[start of Supplied material]

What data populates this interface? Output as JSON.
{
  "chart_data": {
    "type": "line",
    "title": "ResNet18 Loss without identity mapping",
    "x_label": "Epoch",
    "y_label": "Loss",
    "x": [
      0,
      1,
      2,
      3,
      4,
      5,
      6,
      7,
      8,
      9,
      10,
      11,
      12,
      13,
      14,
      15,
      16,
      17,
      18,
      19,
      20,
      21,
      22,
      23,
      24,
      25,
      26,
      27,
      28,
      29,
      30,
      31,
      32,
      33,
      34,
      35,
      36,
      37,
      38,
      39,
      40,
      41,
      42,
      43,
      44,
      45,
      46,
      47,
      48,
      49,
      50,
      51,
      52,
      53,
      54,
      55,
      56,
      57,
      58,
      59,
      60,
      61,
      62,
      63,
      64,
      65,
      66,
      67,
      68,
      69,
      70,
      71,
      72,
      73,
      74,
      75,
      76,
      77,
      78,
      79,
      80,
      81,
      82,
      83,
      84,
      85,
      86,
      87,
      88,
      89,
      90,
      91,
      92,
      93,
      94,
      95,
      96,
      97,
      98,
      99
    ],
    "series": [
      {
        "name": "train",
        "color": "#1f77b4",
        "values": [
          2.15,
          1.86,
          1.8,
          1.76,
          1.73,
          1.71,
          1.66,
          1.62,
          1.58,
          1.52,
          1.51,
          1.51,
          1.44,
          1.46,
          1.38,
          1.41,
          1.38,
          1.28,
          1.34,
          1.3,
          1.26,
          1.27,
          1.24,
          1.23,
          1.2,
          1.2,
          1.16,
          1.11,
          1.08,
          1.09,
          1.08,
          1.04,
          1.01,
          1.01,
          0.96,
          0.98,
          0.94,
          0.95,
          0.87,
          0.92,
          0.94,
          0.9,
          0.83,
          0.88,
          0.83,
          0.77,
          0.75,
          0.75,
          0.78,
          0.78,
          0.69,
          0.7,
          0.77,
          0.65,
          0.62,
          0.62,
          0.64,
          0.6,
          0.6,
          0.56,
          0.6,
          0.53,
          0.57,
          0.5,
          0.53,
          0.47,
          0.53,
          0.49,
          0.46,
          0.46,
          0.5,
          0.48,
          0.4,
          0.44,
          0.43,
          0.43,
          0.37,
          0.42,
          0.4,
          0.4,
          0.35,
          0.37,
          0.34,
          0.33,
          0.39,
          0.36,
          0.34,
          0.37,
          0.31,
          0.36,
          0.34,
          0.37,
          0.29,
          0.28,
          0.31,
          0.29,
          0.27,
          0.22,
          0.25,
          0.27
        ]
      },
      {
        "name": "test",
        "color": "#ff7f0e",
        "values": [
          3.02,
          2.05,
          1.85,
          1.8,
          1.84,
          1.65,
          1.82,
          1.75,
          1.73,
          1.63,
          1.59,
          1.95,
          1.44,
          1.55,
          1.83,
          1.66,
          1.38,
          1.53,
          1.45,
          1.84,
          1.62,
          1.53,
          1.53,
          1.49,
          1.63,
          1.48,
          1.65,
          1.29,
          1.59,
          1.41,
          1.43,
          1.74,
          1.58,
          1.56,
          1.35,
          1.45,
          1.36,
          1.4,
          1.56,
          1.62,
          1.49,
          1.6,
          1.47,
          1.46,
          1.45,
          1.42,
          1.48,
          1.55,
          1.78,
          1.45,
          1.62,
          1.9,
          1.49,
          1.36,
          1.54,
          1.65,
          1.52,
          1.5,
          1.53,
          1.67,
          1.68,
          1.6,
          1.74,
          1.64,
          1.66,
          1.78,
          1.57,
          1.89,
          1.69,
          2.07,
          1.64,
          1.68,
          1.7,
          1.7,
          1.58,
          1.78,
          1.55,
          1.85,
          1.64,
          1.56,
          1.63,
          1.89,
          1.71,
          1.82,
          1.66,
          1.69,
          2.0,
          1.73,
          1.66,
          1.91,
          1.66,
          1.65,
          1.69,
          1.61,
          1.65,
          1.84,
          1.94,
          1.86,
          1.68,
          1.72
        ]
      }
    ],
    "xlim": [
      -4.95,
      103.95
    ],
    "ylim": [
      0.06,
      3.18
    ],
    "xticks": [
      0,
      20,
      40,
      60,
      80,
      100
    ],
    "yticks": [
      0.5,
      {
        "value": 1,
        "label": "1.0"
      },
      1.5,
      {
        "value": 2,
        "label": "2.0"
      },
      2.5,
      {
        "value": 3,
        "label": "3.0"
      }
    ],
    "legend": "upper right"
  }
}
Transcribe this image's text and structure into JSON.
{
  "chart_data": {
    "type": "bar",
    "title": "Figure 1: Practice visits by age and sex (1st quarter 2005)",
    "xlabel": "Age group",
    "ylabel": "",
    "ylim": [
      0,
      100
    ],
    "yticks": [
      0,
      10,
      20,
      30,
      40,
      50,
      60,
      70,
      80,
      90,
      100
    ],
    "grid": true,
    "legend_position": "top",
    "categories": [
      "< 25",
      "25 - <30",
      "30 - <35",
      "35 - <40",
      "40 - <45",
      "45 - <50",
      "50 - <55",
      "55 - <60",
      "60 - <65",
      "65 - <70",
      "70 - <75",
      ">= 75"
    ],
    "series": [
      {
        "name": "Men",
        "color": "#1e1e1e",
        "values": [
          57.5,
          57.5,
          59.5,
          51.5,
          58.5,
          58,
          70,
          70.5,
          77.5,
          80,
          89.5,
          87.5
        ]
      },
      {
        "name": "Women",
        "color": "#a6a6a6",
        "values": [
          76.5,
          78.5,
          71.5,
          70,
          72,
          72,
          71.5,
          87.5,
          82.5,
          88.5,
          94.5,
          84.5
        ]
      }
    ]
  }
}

[end of Supplied material]

Exercise directions:
Extract all lines containing the word "color".

Answer in full:
        "color": "#1f77b4",
        "color": "#ff7f0e",
        "color": "#1e1e1e",
        "color": "#a6a6a6",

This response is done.